**THE INPUT**.
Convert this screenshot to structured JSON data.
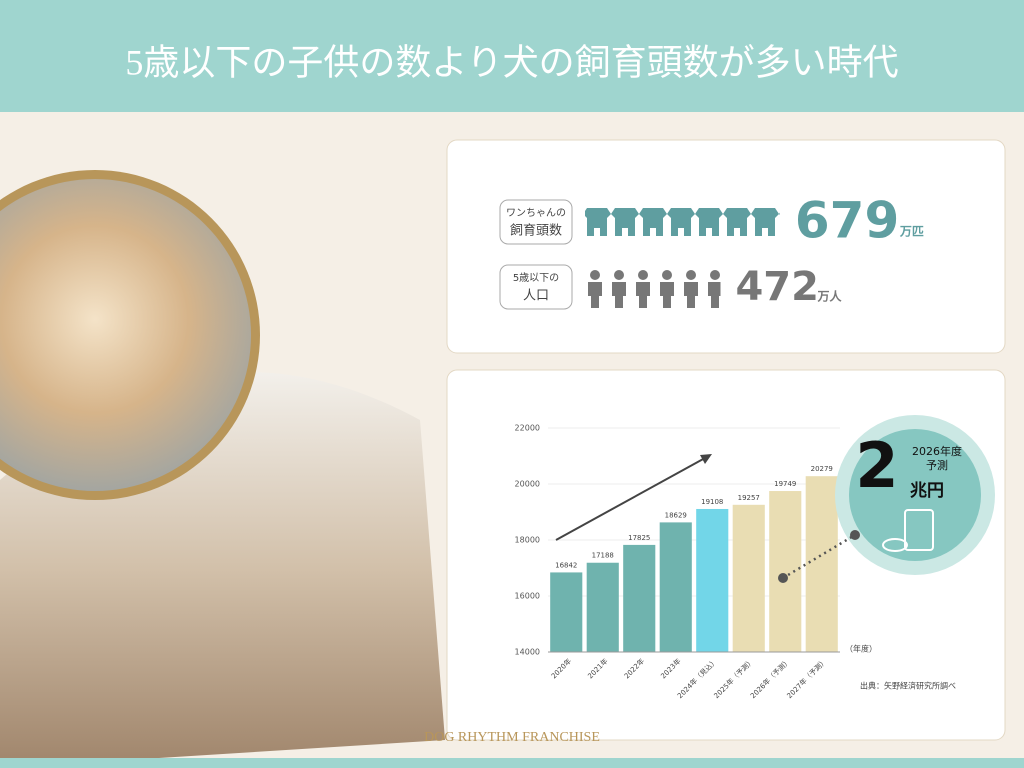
{
  "title": "5歳以下の子供の数より犬の飼育頭数が多い時代",
  "stats": [
    {
      "label_lines": [
        "ワンちゃんの",
        "飼育頭数"
      ],
      "value": 679,
      "unit": "万匹",
      "color": "#5f9ea0"
    },
    {
      "label_lines": [
        "5歳以下の",
        "人口"
      ],
      "value": 472,
      "unit": "万人",
      "color": "#777777"
    }
  ],
  "chart_data": {
    "type": "bar",
    "categories": [
      "2020年",
      "2021年",
      "2022年",
      "2023年",
      "2024年（見込）",
      "2025年（予測）",
      "2026年（予測）",
      "2027年（予測）"
    ],
    "values": [
      16842,
      17188,
      17825,
      18629,
      19108,
      19257,
      19749,
      20279
    ],
    "colors": [
      "#6fb3ae",
      "#6fb3ae",
      "#6fb3ae",
      "#6fb3ae",
      "#72d6e8",
      "#e9ddb3",
      "#e9ddb3",
      "#e9ddb3"
    ],
    "ylim": [
      14000,
      22000
    ],
    "yticks": [
      14000,
      16000,
      18000,
      20000,
      22000
    ],
    "grid": true,
    "x_unit": "（年度）",
    "source": "出典：矢野経済研究所調べ"
  },
  "callout": {
    "big": "2",
    "year_lines": [
      "2026年度",
      "予測"
    ],
    "unit": "兆円"
  },
  "footer": "DOG RHYTHM  FRANCHISE"
}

**AIM**.
Leave out the pictures and print each record exactly as it stands.

**TASK OUTPUT**.
Convert this screenshot to structured JSON data.
{
  "title": "5歳以下の子供の数より犬の飼育頭数が多い時代",
  "stats": [
    {
      "label_lines": [
        "ワンちゃんの",
        "飼育頭数"
      ],
      "value": 679,
      "unit": "万匹",
      "color": "#5f9ea0"
    },
    {
      "label_lines": [
        "5歳以下の",
        "人口"
      ],
      "value": 472,
      "unit": "万人",
      "color": "#777777"
    }
  ],
  "chart_data": {
    "type": "bar",
    "categories": [
      "2020年",
      "2021年",
      "2022年",
      "2023年",
      "2024年（見込）",
      "2025年（予測）",
      "2026年（予測）",
      "2027年（予測）"
    ],
    "values": [
      16842,
      17188,
      17825,
      18629,
      19108,
      19257,
      19749,
      20279
    ],
    "colors": [
      "#6fb3ae",
      "#6fb3ae",
      "#6fb3ae",
      "#6fb3ae",
      "#72d6e8",
      "#e9ddb3",
      "#e9ddb3",
      "#e9ddb3"
    ],
    "ylim": [
      14000,
      22000
    ],
    "yticks": [
      14000,
      16000,
      18000,
      20000,
      22000
    ],
    "grid": true,
    "x_unit": "（年度）",
    "source": "出典：矢野経済研究所調べ"
  },
  "callout": {
    "big": "2",
    "year_lines": [
      "2026年度",
      "予測"
    ],
    "unit": "兆円"
  },
  "footer": "DOG RHYTHM  FRANCHISE"
}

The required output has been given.